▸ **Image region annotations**
---

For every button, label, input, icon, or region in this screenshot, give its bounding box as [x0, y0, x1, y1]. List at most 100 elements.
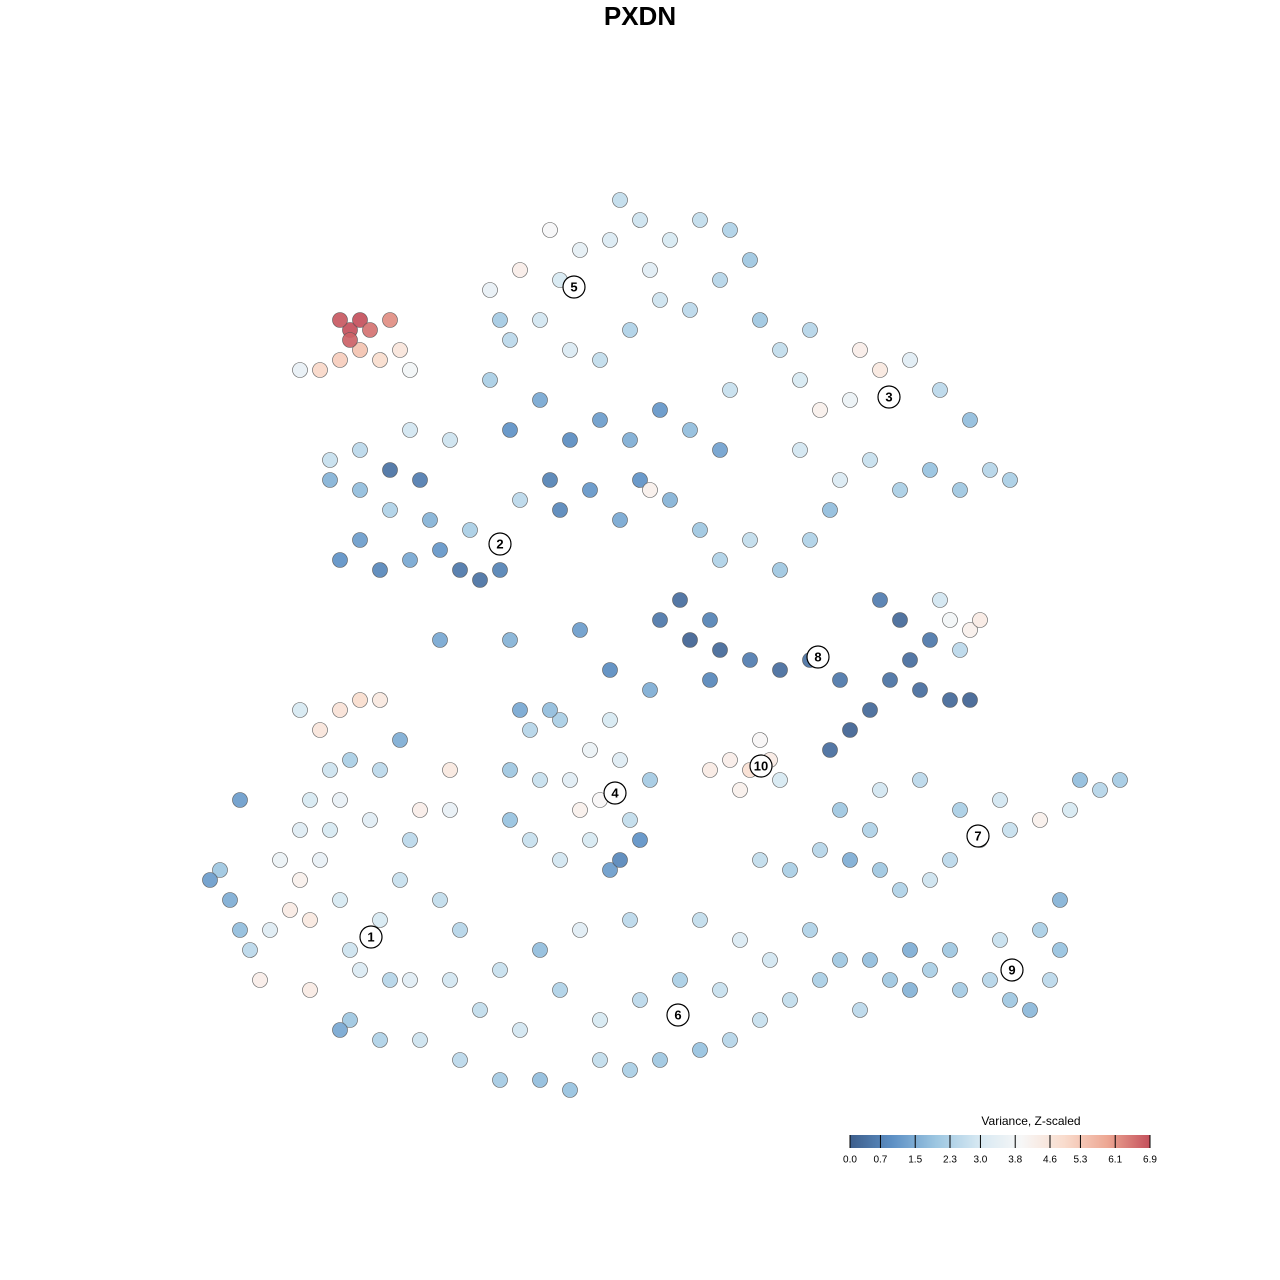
- point: [372, 352, 388, 368]
- point: [492, 1072, 508, 1088]
- point: [532, 312, 548, 328]
- point: [942, 612, 958, 628]
- point: [252, 972, 268, 988]
- point: [712, 552, 728, 568]
- colorbar-tick-label: 1.5: [908, 1155, 922, 1166]
- point: [622, 912, 638, 928]
- point: [322, 452, 338, 468]
- point: [452, 922, 468, 938]
- colorbar-title: Variance, Z-scaled: [981, 1114, 1080, 1128]
- points: [202, 192, 1128, 1098]
- point: [682, 422, 698, 438]
- point: [322, 822, 338, 838]
- point: [302, 792, 318, 808]
- point: [692, 212, 708, 228]
- point: [692, 1042, 708, 1058]
- cluster-label: 8: [814, 649, 821, 664]
- point: [722, 1032, 738, 1048]
- point: [772, 772, 788, 788]
- point: [842, 392, 858, 408]
- point: [752, 1012, 768, 1028]
- point: [802, 922, 818, 938]
- point: [592, 412, 608, 428]
- point: [472, 572, 488, 588]
- point: [392, 732, 408, 748]
- point: [232, 792, 248, 808]
- point: [902, 982, 918, 998]
- point: [492, 312, 508, 328]
- point: [312, 362, 328, 378]
- point: [652, 1052, 668, 1068]
- point: [682, 302, 698, 318]
- point: [512, 702, 528, 718]
- point: [952, 982, 968, 998]
- point: [902, 352, 918, 368]
- point: [332, 702, 348, 718]
- point: [612, 852, 628, 868]
- point: [622, 432, 638, 448]
- point: [722, 752, 738, 768]
- point: [842, 852, 858, 868]
- point: [852, 342, 868, 358]
- chart-title: PXDN: [604, 1, 676, 31]
- cluster-label-badge: [749, 754, 773, 778]
- point: [982, 462, 998, 478]
- point: [362, 812, 378, 828]
- cluster-label: 9: [1008, 962, 1015, 977]
- point: [392, 872, 408, 888]
- point: [942, 692, 958, 708]
- point: [772, 662, 788, 678]
- colorbar-tick-label: 2.3: [943, 1155, 957, 1166]
- cluster-label: 10: [754, 758, 768, 773]
- point: [832, 672, 848, 688]
- point: [472, 1002, 488, 1018]
- point: [682, 632, 698, 648]
- cluster-label: 7: [974, 828, 981, 843]
- point: [512, 492, 528, 508]
- point: [1092, 782, 1108, 798]
- point: [402, 832, 418, 848]
- cluster-label: 6: [674, 1007, 681, 1022]
- point: [302, 982, 318, 998]
- point: [632, 212, 648, 228]
- point: [792, 372, 808, 388]
- point: [722, 382, 738, 398]
- point: [502, 422, 518, 438]
- point: [902, 942, 918, 958]
- point: [992, 792, 1008, 808]
- point: [802, 532, 818, 548]
- colorbar-tick-label: 3.0: [973, 1155, 987, 1166]
- point: [492, 962, 508, 978]
- point: [382, 312, 398, 328]
- point: [582, 482, 598, 498]
- point: [602, 712, 618, 728]
- point: [692, 912, 708, 928]
- point: [522, 722, 538, 738]
- point: [292, 702, 308, 718]
- point: [622, 812, 638, 828]
- point: [542, 222, 558, 238]
- point: [632, 472, 648, 488]
- point: [912, 682, 928, 698]
- point: [972, 612, 988, 628]
- point: [862, 702, 878, 718]
- point: [712, 442, 728, 458]
- point: [352, 482, 368, 498]
- point: [772, 342, 788, 358]
- point: [1072, 772, 1088, 788]
- cluster-label-badge: [666, 1003, 690, 1027]
- point: [402, 972, 418, 988]
- point: [892, 612, 908, 628]
- point: [1032, 812, 1048, 828]
- point: [282, 902, 298, 918]
- point: [1062, 802, 1078, 818]
- point: [392, 342, 408, 358]
- point: [572, 242, 588, 258]
- point: [352, 342, 368, 358]
- point: [872, 592, 888, 608]
- point: [432, 542, 448, 558]
- point: [322, 472, 338, 488]
- point: [812, 842, 828, 858]
- point: [542, 472, 558, 488]
- point: [832, 802, 848, 818]
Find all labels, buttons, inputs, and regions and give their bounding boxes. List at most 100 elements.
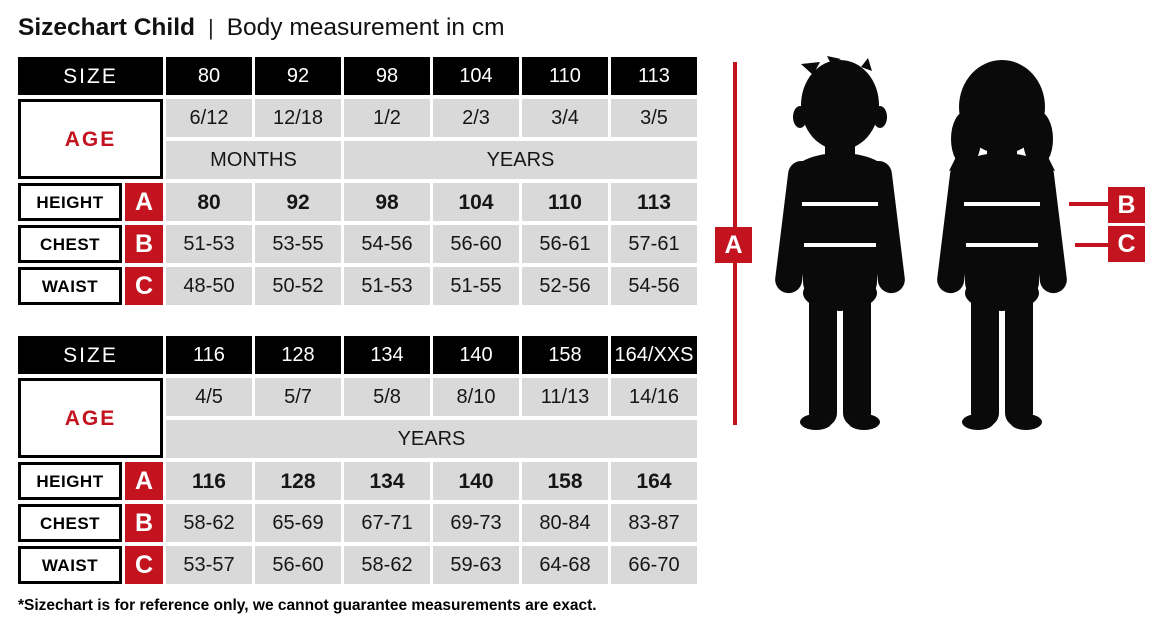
age-value-cell: 3/5 — [611, 99, 697, 137]
height-value-cell: 116 — [166, 462, 252, 500]
page-title-product: Sizechart Child — [18, 14, 195, 41]
chest-value-cell: 53-55 — [255, 225, 341, 263]
waist-value-cell: 50-52 — [255, 267, 341, 305]
measure-letter-b: B — [125, 504, 163, 542]
chest-value-cell: 80-84 — [522, 504, 608, 542]
boy-silhouette — [775, 56, 905, 430]
chest-measure-line-girl — [964, 202, 1040, 206]
chest-value-cell: 56-61 — [522, 225, 608, 263]
waist-guide-line — [1075, 243, 1108, 247]
age-value-cell: 8/10 — [433, 378, 519, 416]
height-value-cell: 104 — [433, 183, 519, 221]
chest-value-cell: 67-71 — [344, 504, 430, 542]
size-value-cell: 92 — [255, 57, 341, 95]
age-value-cell: 5/8 — [344, 378, 430, 416]
age-value-cell: 5/7 — [255, 378, 341, 416]
chest-value-cell: 56-60 — [433, 225, 519, 263]
chest-guide-line — [1069, 202, 1108, 206]
measure-letter-a: A — [125, 183, 163, 221]
age-value-cell: 1/2 — [344, 99, 430, 137]
size-value-cell: 110 — [522, 57, 608, 95]
size-value-cell: 113 — [611, 57, 697, 95]
measure-label-height: HEIGHT — [18, 183, 122, 221]
unit-cell-years: YEARS — [166, 420, 697, 458]
marker-a-badge: A — [715, 227, 752, 263]
chest-value-cell: 65-69 — [255, 504, 341, 542]
height-value-cell: 134 — [344, 462, 430, 500]
waist-value-cell: 59-63 — [433, 546, 519, 584]
size-value-cell: 98 — [344, 57, 430, 95]
waist-value-cell: 64-68 — [522, 546, 608, 584]
size-value-cell: 116 — [166, 336, 252, 374]
age-value-cell: 3/4 — [522, 99, 608, 137]
waist-measure-line-boy — [804, 243, 876, 247]
age-value-cell: 14/16 — [611, 378, 697, 416]
waist-value-cell: 52-56 — [522, 267, 608, 305]
waist-value-cell: 48-50 — [166, 267, 252, 305]
waist-value-cell: 51-55 — [433, 267, 519, 305]
height-value-cell: 140 — [433, 462, 519, 500]
size-header-cell: SIZE — [18, 336, 163, 374]
waist-value-cell: 54-56 — [611, 267, 697, 305]
page-title-subtitle: Body measurement in cm — [226, 14, 505, 41]
chest-value-cell: 83-87 — [611, 504, 697, 542]
height-value-cell: 80 — [166, 183, 252, 221]
unit-cell-years: YEARS — [344, 141, 697, 179]
chest-value-cell: 51-53 — [166, 225, 252, 263]
age-value-cell: 12/18 — [255, 99, 341, 137]
size-value-cell: 140 — [433, 336, 519, 374]
age-value-cell: 6/12 — [166, 99, 252, 137]
marker-b-badge: B — [1108, 187, 1145, 223]
measure-label-height: HEIGHT — [18, 462, 122, 500]
size-value-cell: 128 — [255, 336, 341, 374]
size-value-cell: 158 — [522, 336, 608, 374]
waist-value-cell: 56-60 — [255, 546, 341, 584]
chest-value-cell: 54-56 — [344, 225, 430, 263]
chest-value-cell: 58-62 — [166, 504, 252, 542]
chest-value-cell: 69-73 — [433, 504, 519, 542]
height-value-cell: 110 — [522, 183, 608, 221]
marker-c-badge: C — [1108, 226, 1145, 262]
height-value-cell: 92 — [255, 183, 341, 221]
waist-value-cell: 66-70 — [611, 546, 697, 584]
footnote: *Sizechart is for reference only, we can… — [18, 597, 597, 614]
size-value-cell: 134 — [344, 336, 430, 374]
unit-cell-months: MONTHS — [166, 141, 341, 179]
chest-value-cell: 57-61 — [611, 225, 697, 263]
page-title: Sizechart Child | Body measurement in cm — [18, 14, 697, 42]
waist-value-cell: 53-57 — [166, 546, 252, 584]
measure-label-waist: WAIST — [18, 546, 122, 584]
waist-value-cell: 51-53 — [344, 267, 430, 305]
measure-letter-c: C — [125, 267, 163, 305]
size-value-cell: 104 — [433, 57, 519, 95]
waist-value-cell: 58-62 — [344, 546, 430, 584]
measure-letter-c: C — [125, 546, 163, 584]
age-value-cell: 2/3 — [433, 99, 519, 137]
height-value-cell: 128 — [255, 462, 341, 500]
size-value-cell: 164/XXS — [611, 336, 697, 374]
age-value-cell: 11/13 — [522, 378, 608, 416]
sizechart-content: Sizechart Child | Body measurement in cm… — [18, 0, 697, 615]
height-value-cell: 113 — [611, 183, 697, 221]
size-table-large: SIZE 116 128 134 140 158 164/XXS AGE 4/5… — [18, 336, 697, 584]
girl-silhouette — [937, 60, 1067, 430]
size-table-small: SIZE 80 92 98 104 110 113 AGE 6/12 12/18… — [18, 57, 697, 305]
waist-measure-line-girl — [966, 243, 1038, 247]
size-header-cell: SIZE — [18, 57, 163, 95]
measure-label-chest: CHEST — [18, 504, 122, 542]
height-value-cell: 164 — [611, 462, 697, 500]
measure-letter-b: B — [125, 225, 163, 263]
chest-measure-line-boy — [802, 202, 878, 206]
age-header-cell: AGE — [18, 99, 163, 179]
age-header-cell: AGE — [18, 378, 163, 458]
height-value-cell: 158 — [522, 462, 608, 500]
child-figures — [775, 56, 1067, 430]
title-separator: | — [207, 15, 214, 40]
height-value-cell: 98 — [344, 183, 430, 221]
measure-label-chest: CHEST — [18, 225, 122, 263]
measurement-diagram: A B C — [715, 55, 1165, 450]
size-value-cell: 80 — [166, 57, 252, 95]
measure-label-waist: WAIST — [18, 267, 122, 305]
measure-letter-a: A — [125, 462, 163, 500]
age-value-cell: 4/5 — [166, 378, 252, 416]
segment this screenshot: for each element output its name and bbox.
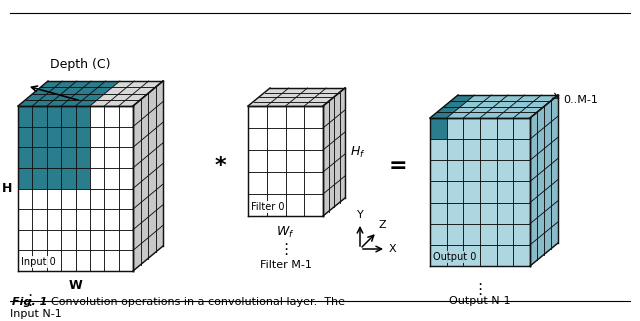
Text: Filter 0: Filter 0 [251,202,285,212]
Text: $H_f$: $H_f$ [350,144,365,160]
Text: Fig. 1: Fig. 1 [12,297,47,307]
Text: Convolution operations in a convolutional layer.  The: Convolution operations in a convolutiona… [44,297,345,307]
Text: Output 0: Output 0 [433,252,476,262]
Text: Y: Y [356,210,364,220]
Polygon shape [530,95,558,266]
Polygon shape [18,81,120,106]
Polygon shape [248,88,345,106]
Text: ⋮: ⋮ [472,282,488,297]
Text: 0..M-1: 0..M-1 [563,95,598,105]
Text: Output N-1: Output N-1 [449,296,511,306]
Polygon shape [430,95,475,118]
Polygon shape [18,81,163,106]
Text: ⋮: ⋮ [278,242,293,257]
Polygon shape [18,106,90,188]
Text: Depth (C): Depth (C) [50,58,110,71]
Polygon shape [430,118,447,139]
Polygon shape [248,106,323,216]
Text: *: * [214,156,226,176]
Polygon shape [323,88,345,216]
Text: $W_f$: $W_f$ [276,225,295,240]
Text: =: = [388,156,407,176]
Text: H: H [2,182,12,195]
Polygon shape [430,95,558,118]
Polygon shape [430,118,530,266]
Polygon shape [18,106,133,271]
Polygon shape [133,81,163,271]
Text: Z: Z [379,220,387,230]
Text: ⋮: ⋮ [22,293,38,308]
Text: X: X [389,244,397,254]
Text: Input 0: Input 0 [21,257,56,267]
Text: Input N-1: Input N-1 [10,309,62,319]
Text: W: W [68,279,83,292]
Text: Filter M-1: Filter M-1 [260,260,312,270]
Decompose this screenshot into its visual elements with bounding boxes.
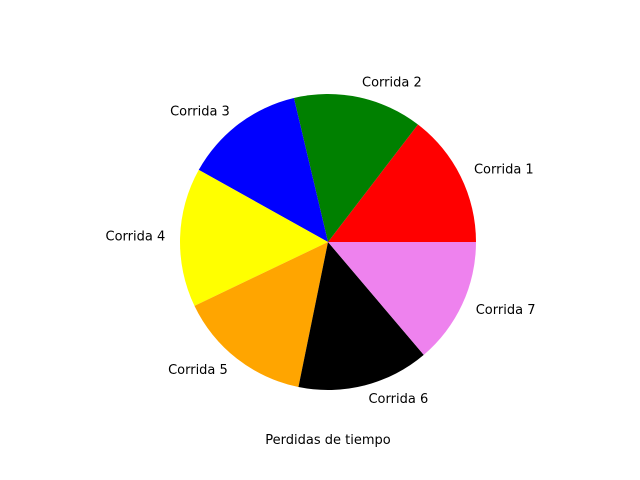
pie-slice-4	[179, 169, 328, 306]
slice-label-1: Corrida 1	[474, 162, 534, 177]
pie-slices	[179, 93, 476, 391]
slice-label-5: Corrida 5	[168, 363, 228, 378]
slice-label-4: Corrida 4	[106, 229, 166, 244]
x-axis-label: Perdidas de tiempo	[265, 433, 390, 448]
pie-slice-2	[293, 93, 418, 242]
slice-label-6: Corrida 6	[368, 392, 428, 407]
slice-labels: Corrida 1 Corrida 2 Corrida 3 Corrida 4 Corr…	[106, 75, 536, 407]
pie-slice-6	[298, 242, 424, 391]
pie-slice-7	[328, 242, 476, 355]
slice-label-7: Corrida 7	[476, 303, 536, 318]
slice-label-2: Corrida 2	[362, 75, 422, 90]
pie-slice-1	[328, 124, 476, 242]
pie-slice-3	[198, 97, 328, 242]
pie-slice-5	[194, 242, 328, 388]
slice-label-3: Corrida 3	[170, 105, 230, 120]
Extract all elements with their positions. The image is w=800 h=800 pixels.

---

▸ **Work to do**
Pick out and copy every line of the material above that contains the string "List". Uppercase and lowercase letters count as different.

▸ **Worked answer**
For every button, label, input, icon, or region in this screenshot, give its bounding box as [x0, y0, x1, y1]. List at most 100 elements.
Find all labels, buttons, inputs, and regions and give their bounding boxes. List at most 100 elements.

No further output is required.